> PROBLEM TO SOLVE
What the answer must contain is every line of the records, exactly, with no pictures.

> THE DATA

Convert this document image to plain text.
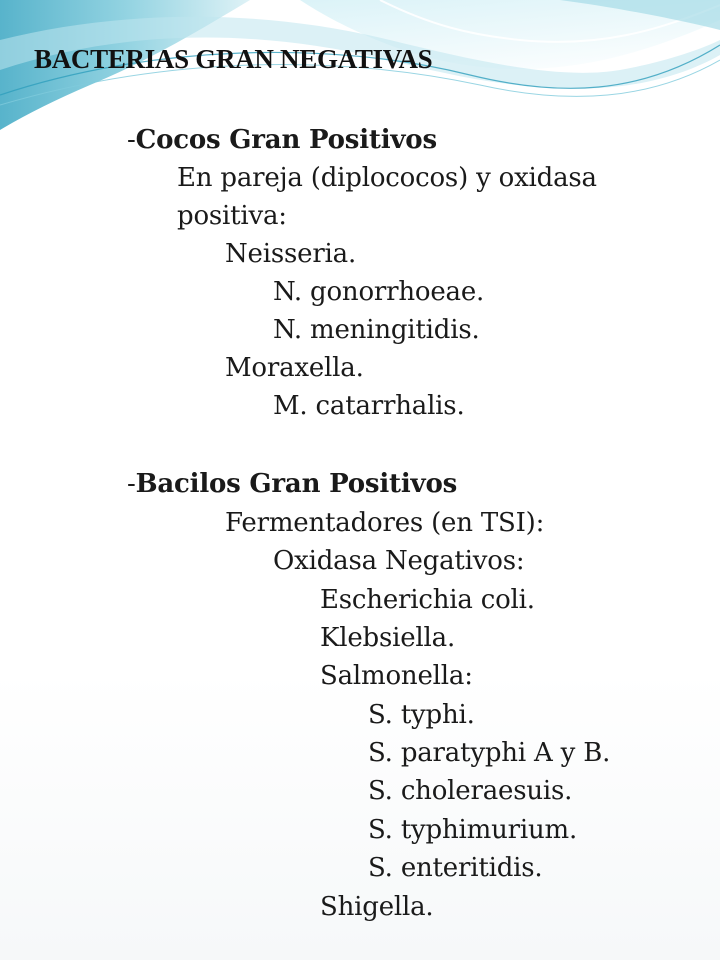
BACTERIAS GRAN NEGATIVAS
-Cocos Gran Positivos
En pareja (diplococos) y oxidasa
positiva:
Neisseria.
N. gonorrhoeae.
N. meningitidis.
Moraxella.
M. catarrhalis.
-Bacilos Gran Positivos
Fermentadores (en TSI):
Oxidasa Negativos:
Escherichia coli.
Klebsiella.
Salmonella:
S. typhi.
S. paratyphi A y B.
S. choleraesuis.
S. typhimurium.
S. enteritidis.
Shigella.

> RESPONSE TO THIS EXERCISE
Convert this document image to plain text.
BACTERIAS GRAN NEGATIVAS
-Cocos Gran Positivos
En pareja (diplococos) y oxidasa
positiva:
Neisseria.
N. gonorrhoeae.
N. meningitidis.
Moraxella.
M. catarrhalis.
-Bacilos Gran Positivos
Fermentadores (en TSI):
Oxidasa Negativos:
Escherichia coli.
Klebsiella.
Salmonella:
S. typhi.
S. paratyphi A y B.
S. choleraesuis.
S. typhimurium.
S. enteritidis.
Shigella.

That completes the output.